Stored records
++++++++++
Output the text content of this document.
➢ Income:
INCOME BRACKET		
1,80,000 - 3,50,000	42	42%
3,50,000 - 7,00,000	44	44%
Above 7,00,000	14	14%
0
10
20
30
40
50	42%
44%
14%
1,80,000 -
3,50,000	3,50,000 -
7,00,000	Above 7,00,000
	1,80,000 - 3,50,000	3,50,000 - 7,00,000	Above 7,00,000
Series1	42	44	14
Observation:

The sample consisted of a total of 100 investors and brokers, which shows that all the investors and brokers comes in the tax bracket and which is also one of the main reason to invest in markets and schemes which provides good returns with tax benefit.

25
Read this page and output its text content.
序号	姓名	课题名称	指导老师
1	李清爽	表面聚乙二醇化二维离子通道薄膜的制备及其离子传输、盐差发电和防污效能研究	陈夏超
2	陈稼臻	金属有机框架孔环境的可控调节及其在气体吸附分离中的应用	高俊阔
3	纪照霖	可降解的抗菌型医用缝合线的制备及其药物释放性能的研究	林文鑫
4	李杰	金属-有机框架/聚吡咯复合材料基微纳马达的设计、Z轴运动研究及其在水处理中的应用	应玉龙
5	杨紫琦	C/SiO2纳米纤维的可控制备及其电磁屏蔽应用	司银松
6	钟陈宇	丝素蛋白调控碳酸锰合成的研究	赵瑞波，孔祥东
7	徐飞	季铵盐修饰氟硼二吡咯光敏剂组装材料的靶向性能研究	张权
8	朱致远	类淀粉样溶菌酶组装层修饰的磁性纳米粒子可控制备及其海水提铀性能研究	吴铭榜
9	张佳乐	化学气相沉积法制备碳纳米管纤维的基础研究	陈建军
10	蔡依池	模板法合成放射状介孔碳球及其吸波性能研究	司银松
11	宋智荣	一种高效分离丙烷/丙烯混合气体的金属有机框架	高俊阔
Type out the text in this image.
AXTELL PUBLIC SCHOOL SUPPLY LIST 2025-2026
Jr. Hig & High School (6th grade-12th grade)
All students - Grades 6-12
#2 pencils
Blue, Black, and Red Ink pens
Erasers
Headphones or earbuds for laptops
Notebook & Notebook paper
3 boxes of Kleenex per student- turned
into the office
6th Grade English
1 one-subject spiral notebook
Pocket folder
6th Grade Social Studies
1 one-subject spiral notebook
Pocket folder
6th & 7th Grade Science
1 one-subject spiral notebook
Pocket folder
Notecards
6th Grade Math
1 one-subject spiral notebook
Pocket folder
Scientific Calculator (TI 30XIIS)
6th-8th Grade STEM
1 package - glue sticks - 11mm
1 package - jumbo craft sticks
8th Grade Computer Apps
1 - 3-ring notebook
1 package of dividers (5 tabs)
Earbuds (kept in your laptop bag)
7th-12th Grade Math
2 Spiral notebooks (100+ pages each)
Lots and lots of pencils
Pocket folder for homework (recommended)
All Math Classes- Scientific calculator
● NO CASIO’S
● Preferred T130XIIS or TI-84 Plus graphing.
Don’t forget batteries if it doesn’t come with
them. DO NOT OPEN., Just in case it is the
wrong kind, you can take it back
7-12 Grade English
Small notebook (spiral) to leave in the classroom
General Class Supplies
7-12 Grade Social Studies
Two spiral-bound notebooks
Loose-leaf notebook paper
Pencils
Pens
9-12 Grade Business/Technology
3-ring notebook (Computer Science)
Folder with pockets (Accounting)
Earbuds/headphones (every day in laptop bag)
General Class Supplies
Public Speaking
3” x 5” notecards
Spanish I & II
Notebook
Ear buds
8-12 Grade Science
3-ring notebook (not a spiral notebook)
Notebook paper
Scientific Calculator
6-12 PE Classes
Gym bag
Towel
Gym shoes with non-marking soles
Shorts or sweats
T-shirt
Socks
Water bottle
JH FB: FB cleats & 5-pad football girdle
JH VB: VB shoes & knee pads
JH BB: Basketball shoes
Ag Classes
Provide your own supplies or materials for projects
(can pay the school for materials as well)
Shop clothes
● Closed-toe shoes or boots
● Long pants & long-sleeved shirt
++++++++++
**THE REQUEST:**
Copy all data exactly, start to finish.

**RESPONSE:**
Output the text content of this document.
➢ Income:
INCOME BRACKET		
1,80,000 - 3,50,000	42	42%
3,50,000 - 7,00,000	44	44%
Above 7,00,000	14	14%
0
10
20
30
40
50	42%
44%
14%
1,80,000 -
3,50,000	3,50,000 -
7,00,000	Above 7,00,000
	1,80,000 - 3,50,000	3,50,000 - 7,00,000	Above 7,00,000
Series1	42	44	14
Observation:

The sample consisted of a total of 100 investors and brokers, which shows that all the investors and brokers comes in the tax bracket and which is also one of the main reason to invest in markets and schemes which provides good returns with tax benefit.

25
Read this page and output its text content.
序号	姓名	课题名称	指导老师
1	李清爽	表面聚乙二醇化二维离子通道薄膜的制备及其离子传输、盐差发电和防污效能研究	陈夏超
2	陈稼臻	金属有机框架孔环境的可控调节及其在气体吸附分离中的应用	高俊阔
3	纪照霖	可降解的抗菌型医用缝合线的制备及其药物释放性能的研究	林文鑫
4	李杰	金属-有机框架/聚吡咯复合材料基微纳马达的设计、Z轴运动研究及其在水处理中的应用	应玉龙
5	杨紫琦	C/SiO2纳米纤维的可控制备及其电磁屏蔽应用	司银松
6	钟陈宇	丝素蛋白调控碳酸锰合成的研究	赵瑞波，孔祥东
7	徐飞	季铵盐修饰氟硼二吡咯光敏剂组装材料的靶向性能研究	张权
8	朱致远	类淀粉样溶菌酶组装层修饰的磁性纳米粒子可控制备及其海水提铀性能研究	吴铭榜
9	张佳乐	化学气相沉积法制备碳纳米管纤维的基础研究	陈建军
10	蔡依池	模板法合成放射状介孔碳球及其吸波性能研究	司银松
11	宋智荣	一种高效分离丙烷/丙烯混合气体的金属有机框架	高俊阔
Type out the text in this image.
AXTELL PUBLIC SCHOOL SUPPLY LIST 2025-2026
Jr. Hig & High School (6th grade-12th grade)
All students - Grades 6-12
#2 pencils
Blue, Black, and Red Ink pens
Erasers
Headphones or earbuds for laptops
Notebook & Notebook paper
3 boxes of Kleenex per student- turned
into the office
6th Grade English
1 one-subject spiral notebook
Pocket folder
6th Grade Social Studies
1 one-subject spiral notebook
Pocket folder
6th & 7th Grade Science
1 one-subject spiral notebook
Pocket folder
Notecards
6th Grade Math
1 one-subject spiral notebook
Pocket folder
Scientific Calculator (TI 30XIIS)
6th-8th Grade STEM
1 package - glue sticks - 11mm
1 package - jumbo craft sticks
8th Grade Computer Apps
1 - 3-ring notebook
1 package of dividers (5 tabs)
Earbuds (kept in your laptop bag)
7th-12th Grade Math
2 Spiral notebooks (100+ pages each)
Lots and lots of pencils
Pocket folder for homework (recommended)
All Math Classes- Scientific calculator
● NO CASIO’S
● Preferred T130XIIS or TI-84 Plus graphing.
Don’t forget batteries if it doesn’t come with
them. DO NOT OPEN., Just in case it is the
wrong kind, you can take it back
7-12 Grade English
Small notebook (spiral) to leave in the classroom
General Class Supplies
7-12 Grade Social Studies
Two spiral-bound notebooks
Loose-leaf notebook paper
Pencils
Pens
9-12 Grade Business/Technology
3-ring notebook (Computer Science)
Folder with pockets (Accounting)
Earbuds/headphones (every day in laptop bag)
General Class Supplies
Public Speaking
3” x 5” notecards
Spanish I & II
Notebook
Ear buds
8-12 Grade Science
3-ring notebook (not a spiral notebook)
Notebook paper
Scientific Calculator
6-12 PE Classes
Gym bag
Towel
Gym shoes with non-marking soles
Shorts or sweats
T-shirt
Socks
Water bottle
JH FB: FB cleats & 5-pad football girdle
JH VB: VB shoes & knee pads
JH BB: Basketball shoes
Ag Classes
Provide your own supplies or materials for projects
(can pay the school for materials as well)
Shop clothes
● Closed-toe shoes or boots
● Long pants & long-sleeved shirt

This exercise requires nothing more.